Task objective:
Search the listing below for the word "color" and copy each line that holds it.

Figure collection entries:

##############################

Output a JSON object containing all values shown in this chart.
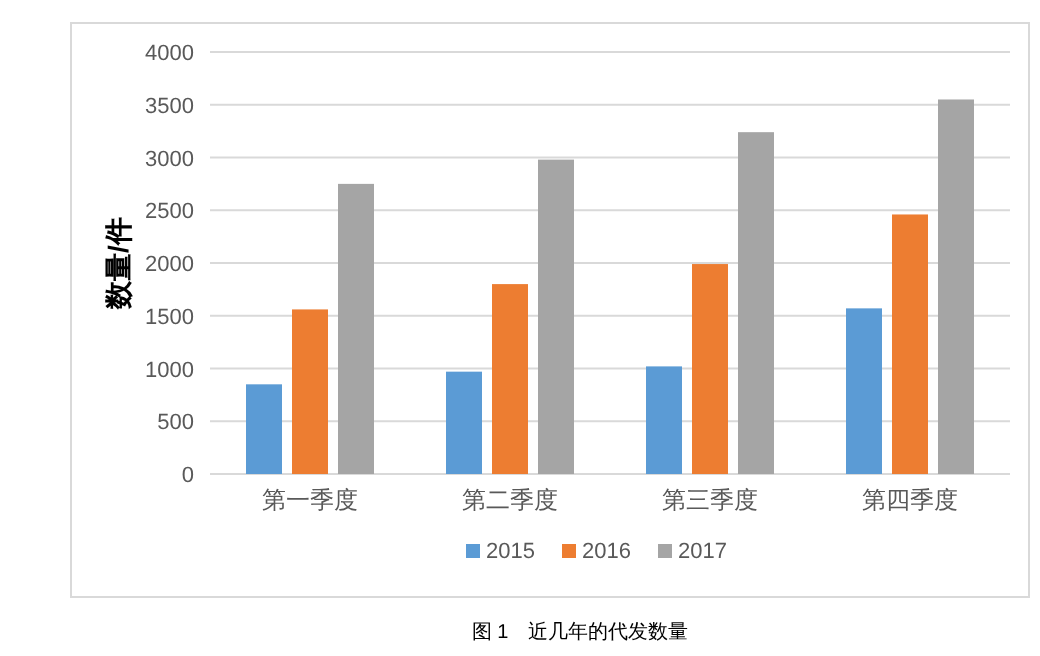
{
  "chart_data": {
    "type": "bar",
    "ylabel": "数量/件",
    "categories": [
      "第一季度",
      "第二季度",
      "第三季度",
      "第四季度"
    ],
    "series": [
      {
        "name": "2015",
        "color": "#5b9bd5",
        "values": [
          850,
          970,
          1020,
          1570
        ]
      },
      {
        "name": "2016",
        "color": "#ed7d31",
        "values": [
          1560,
          1800,
          1990,
          2460
        ]
      },
      {
        "name": "2017",
        "color": "#a5a5a5",
        "values": [
          2750,
          2980,
          3240,
          3550
        ]
      }
    ],
    "ylim": [
      0,
      4000
    ],
    "yticks": [
      0,
      500,
      1000,
      1500,
      2000,
      2500,
      3000,
      3500,
      4000
    ],
    "grid": "y",
    "legend": "bottom",
    "annotations": [
      "图 1　近几年的代发数量"
    ]
  }
}
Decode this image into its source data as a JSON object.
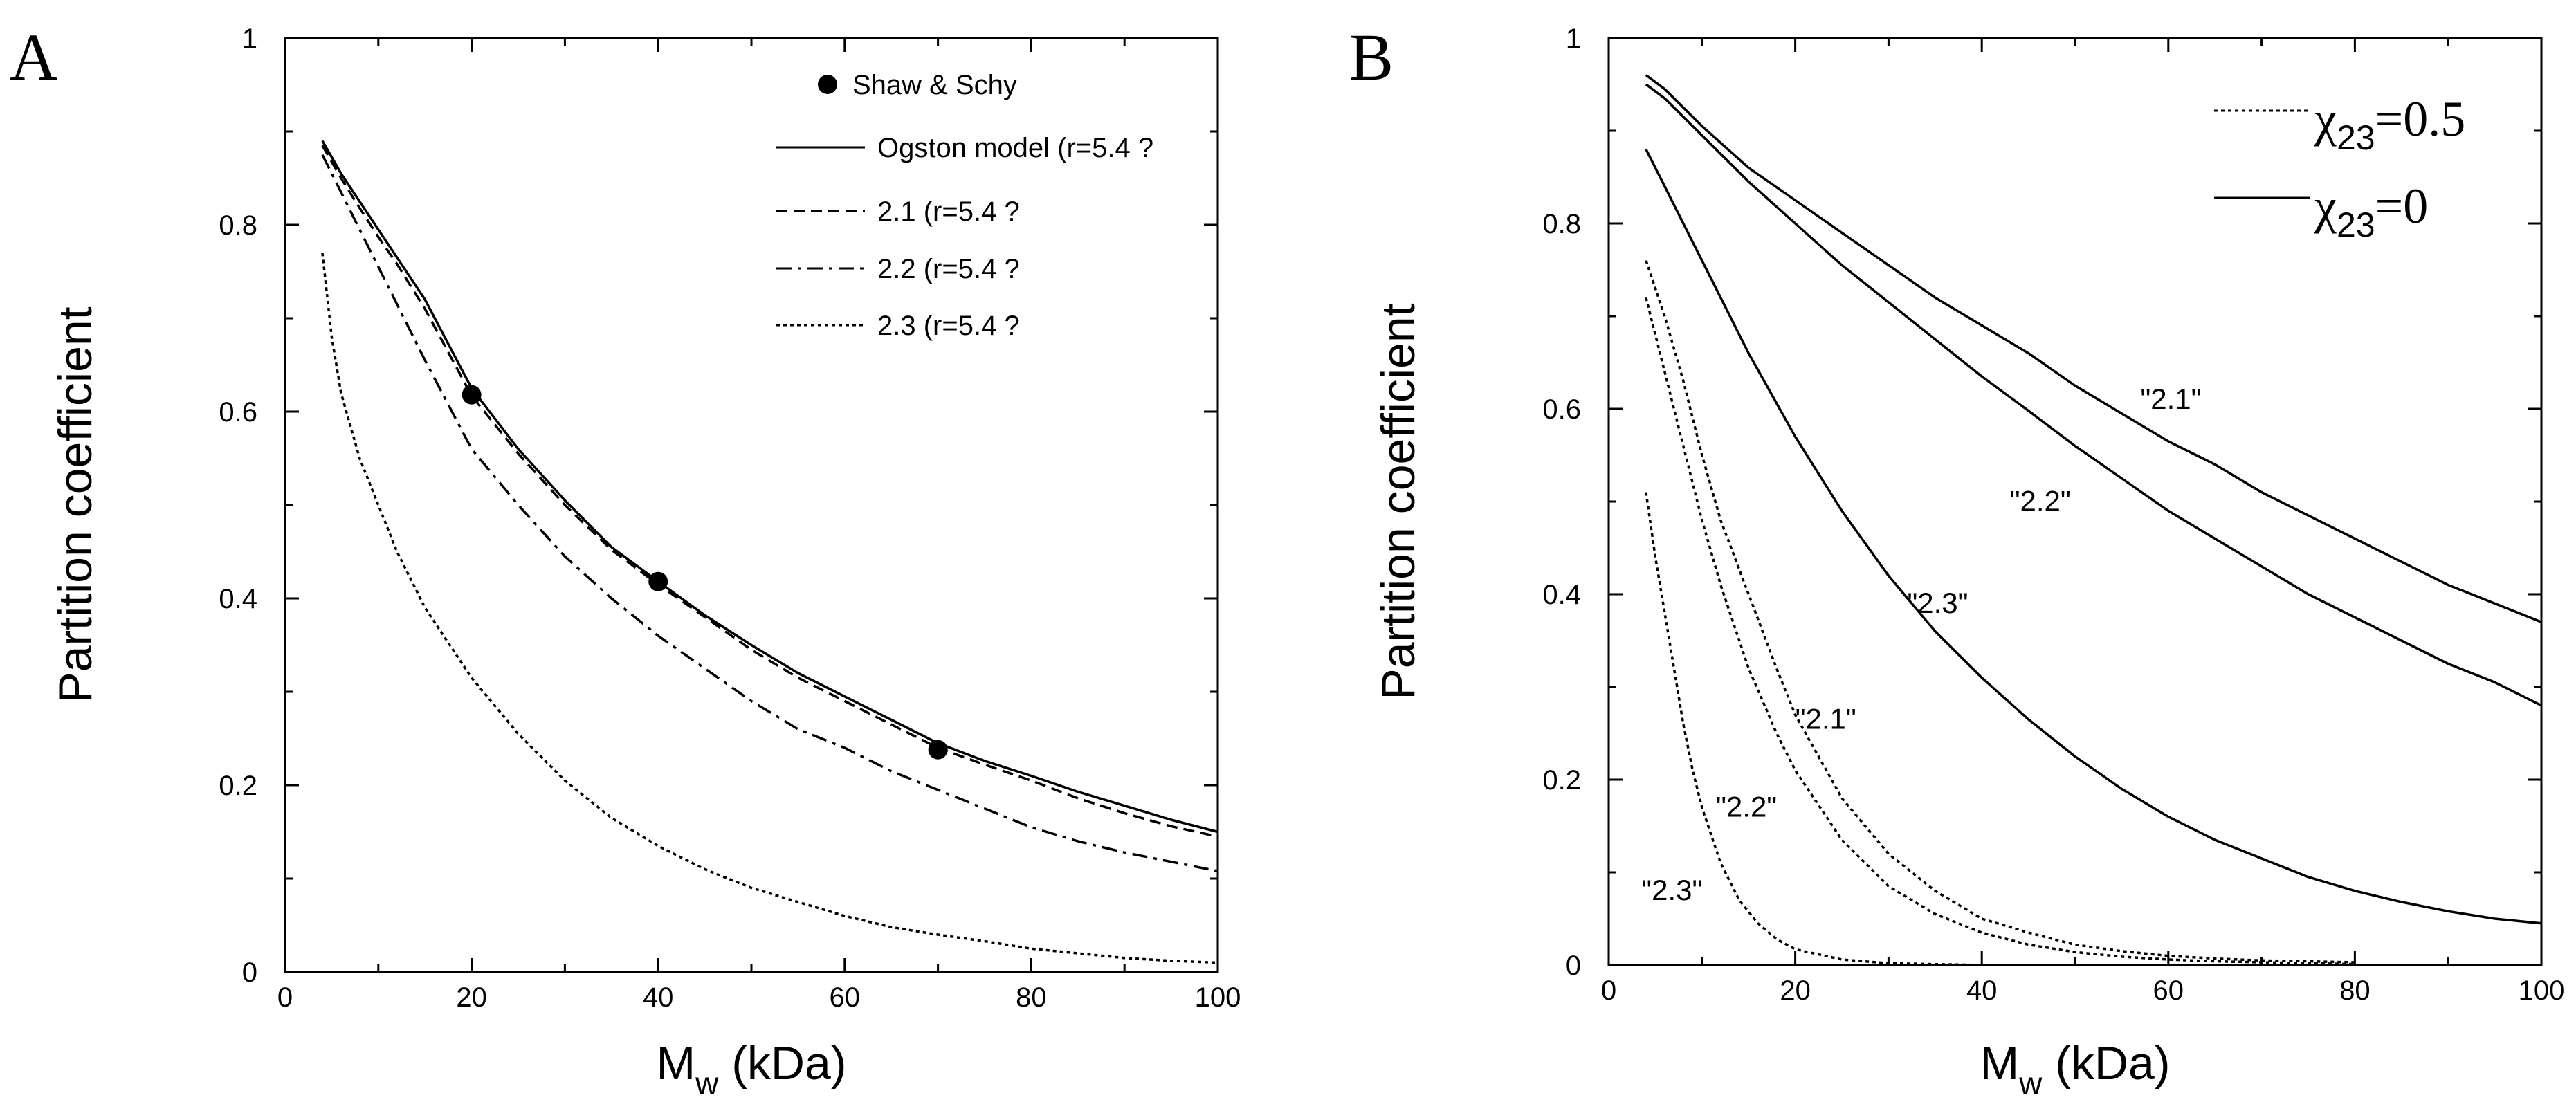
{
  "chart_data": [
    {
      "panel_label": "A",
      "type": "line",
      "xlabel_main": "M",
      "xlabel_sub": "w",
      "xlabel_rest": " (kDa)",
      "ylabel": "Partition coefficient",
      "xlim": [
        0,
        100
      ],
      "ylim": [
        0,
        1
      ],
      "xticks": [
        "0",
        "20",
        "40",
        "60",
        "80",
        "100"
      ],
      "yticks": [
        "0",
        "0.2",
        "0.4",
        "0.6",
        "0.8",
        "1"
      ],
      "legend_position": "top-right",
      "points": {
        "name": "Shaw & Schy",
        "x": [
          20,
          40,
          70
        ],
        "y": [
          0.618,
          0.418,
          0.238
        ]
      },
      "series": [
        {
          "name": "Ogston model (r=5.4 ?",
          "style": "solid",
          "x": [
            4,
            6,
            8,
            10,
            12,
            15,
            20,
            25,
            30,
            35,
            40,
            45,
            50,
            55,
            60,
            65,
            70,
            75,
            80,
            85,
            90,
            95,
            100
          ],
          "values": [
            0.89,
            0.855,
            0.825,
            0.795,
            0.765,
            0.72,
            0.625,
            0.56,
            0.505,
            0.455,
            0.418,
            0.382,
            0.35,
            0.32,
            0.295,
            0.27,
            0.245,
            0.226,
            0.21,
            0.193,
            0.178,
            0.163,
            0.15
          ]
        },
        {
          "name": "2.1 (r=5.4 ?",
          "style": "dashed",
          "x": [
            4,
            6,
            8,
            10,
            12,
            15,
            20,
            25,
            30,
            35,
            40,
            45,
            50,
            55,
            60,
            65,
            70,
            75,
            80,
            85,
            90,
            95,
            100
          ],
          "values": [
            0.885,
            0.85,
            0.818,
            0.787,
            0.758,
            0.71,
            0.617,
            0.555,
            0.5,
            0.452,
            0.415,
            0.38,
            0.345,
            0.315,
            0.29,
            0.265,
            0.24,
            0.222,
            0.205,
            0.186,
            0.17,
            0.156,
            0.145
          ]
        },
        {
          "name": "2.2 (r=5.4 ?",
          "style": "dashdot",
          "x": [
            4,
            6,
            8,
            10,
            12,
            15,
            20,
            25,
            30,
            35,
            40,
            45,
            50,
            55,
            60,
            65,
            70,
            75,
            80,
            85,
            90,
            95,
            100
          ],
          "values": [
            0.875,
            0.835,
            0.795,
            0.755,
            0.715,
            0.655,
            0.56,
            0.5,
            0.445,
            0.4,
            0.36,
            0.325,
            0.29,
            0.26,
            0.24,
            0.215,
            0.195,
            0.175,
            0.155,
            0.14,
            0.128,
            0.118,
            0.108
          ]
        },
        {
          "name": "2.3 (r=5.4 ?",
          "style": "dotted",
          "x": [
            4,
            5,
            6,
            8,
            10,
            12,
            15,
            20,
            25,
            30,
            35,
            40,
            45,
            50,
            55,
            60,
            65,
            70,
            75,
            80,
            85,
            90,
            95,
            100
          ],
          "values": [
            0.77,
            0.68,
            0.62,
            0.55,
            0.5,
            0.45,
            0.39,
            0.315,
            0.255,
            0.205,
            0.165,
            0.135,
            0.11,
            0.09,
            0.075,
            0.06,
            0.048,
            0.04,
            0.033,
            0.025,
            0.02,
            0.015,
            0.012,
            0.01
          ]
        }
      ]
    },
    {
      "panel_label": "B",
      "type": "line",
      "xlabel_main": "M",
      "xlabel_sub": "w",
      "xlabel_rest": " (kDa)",
      "ylabel": "Partition coefficient",
      "xlim": [
        0,
        100
      ],
      "ylim": [
        0,
        1
      ],
      "xticks": [
        "0",
        "20",
        "40",
        "60",
        "80",
        "100"
      ],
      "yticks": [
        "0",
        "0.2",
        "0.4",
        "0.6",
        "0.8",
        "1"
      ],
      "legend_position": "top-right",
      "legend": [
        {
          "style": "dotted",
          "symbol": "χ",
          "sub": "23",
          "value": "=0.5"
        },
        {
          "style": "solid",
          "symbol": "χ",
          "sub": "23",
          "value": "=0"
        }
      ],
      "annotations": [
        {
          "text": "\"2.1\"",
          "x": 57,
          "y": 0.6
        },
        {
          "text": "\"2.2\"",
          "x": 43,
          "y": 0.49
        },
        {
          "text": "\"2.3\"",
          "x": 32,
          "y": 0.38
        },
        {
          "text": "\"2.1\"",
          "x": 20,
          "y": 0.255
        },
        {
          "text": "\"2.2\"",
          "x": 11.5,
          "y": 0.16
        },
        {
          "text": "\"2.3\"",
          "x": 3.5,
          "y": 0.07
        }
      ],
      "series": [
        {
          "name": "\"2.1\" χ23=0",
          "style": "solid",
          "x": [
            4,
            6,
            8,
            10,
            15,
            20,
            25,
            30,
            35,
            40,
            45,
            50,
            55,
            60,
            65,
            70,
            75,
            80,
            85,
            90,
            95,
            100
          ],
          "values": [
            0.96,
            0.945,
            0.925,
            0.905,
            0.86,
            0.825,
            0.79,
            0.755,
            0.72,
            0.69,
            0.66,
            0.625,
            0.595,
            0.565,
            0.54,
            0.51,
            0.485,
            0.46,
            0.435,
            0.41,
            0.39,
            0.37
          ]
        },
        {
          "name": "\"2.2\" χ23=0",
          "style": "solid",
          "x": [
            4,
            6,
            8,
            10,
            15,
            20,
            25,
            30,
            35,
            40,
            45,
            50,
            55,
            60,
            65,
            70,
            75,
            80,
            85,
            90,
            95,
            100
          ],
          "values": [
            0.95,
            0.935,
            0.915,
            0.895,
            0.845,
            0.8,
            0.755,
            0.715,
            0.675,
            0.635,
            0.598,
            0.56,
            0.525,
            0.49,
            0.46,
            0.43,
            0.4,
            0.375,
            0.35,
            0.325,
            0.305,
            0.28
          ]
        },
        {
          "name": "\"2.3\" χ23=0",
          "style": "solid",
          "x": [
            4,
            6,
            8,
            10,
            12,
            15,
            20,
            25,
            30,
            35,
            40,
            45,
            50,
            55,
            60,
            65,
            70,
            75,
            80,
            85,
            90,
            95,
            100
          ],
          "values": [
            0.88,
            0.84,
            0.8,
            0.76,
            0.72,
            0.66,
            0.57,
            0.49,
            0.42,
            0.36,
            0.31,
            0.265,
            0.225,
            0.19,
            0.16,
            0.135,
            0.115,
            0.095,
            0.08,
            0.068,
            0.058,
            0.05,
            0.045
          ]
        },
        {
          "name": "\"2.1\" χ23=0.5",
          "style": "dotted",
          "x": [
            4,
            6,
            8,
            10,
            12,
            15,
            18,
            20,
            25,
            30,
            35,
            40,
            45,
            50,
            55,
            60,
            65,
            70,
            75,
            80
          ],
          "values": [
            0.76,
            0.7,
            0.63,
            0.55,
            0.48,
            0.4,
            0.32,
            0.27,
            0.18,
            0.12,
            0.08,
            0.05,
            0.035,
            0.022,
            0.015,
            0.01,
            0.007,
            0.005,
            0.004,
            0.003
          ]
        },
        {
          "name": "\"2.2\" χ23=0.5",
          "style": "dotted",
          "x": [
            4,
            6,
            8,
            10,
            12,
            15,
            18,
            20,
            25,
            30,
            35,
            40,
            45,
            50,
            55,
            60,
            65,
            70,
            75,
            80
          ],
          "values": [
            0.72,
            0.64,
            0.56,
            0.48,
            0.41,
            0.32,
            0.25,
            0.21,
            0.135,
            0.085,
            0.055,
            0.035,
            0.022,
            0.014,
            0.009,
            0.006,
            0.004,
            0.003,
            0.002,
            0.001
          ]
        },
        {
          "name": "\"2.3\" χ23=0.5",
          "style": "dotted",
          "x": [
            4,
            5,
            6,
            7,
            8,
            9,
            10,
            12,
            14,
            16,
            18,
            20,
            25,
            30,
            35,
            40
          ],
          "values": [
            0.51,
            0.44,
            0.38,
            0.32,
            0.26,
            0.21,
            0.17,
            0.11,
            0.07,
            0.045,
            0.028,
            0.017,
            0.006,
            0.002,
            0.001,
            0.0
          ]
        }
      ]
    }
  ]
}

##############################

Complete response:
        "color": "#5b9bd5",
        "color": "#ed7d31",
        "color": "#a5a5a5",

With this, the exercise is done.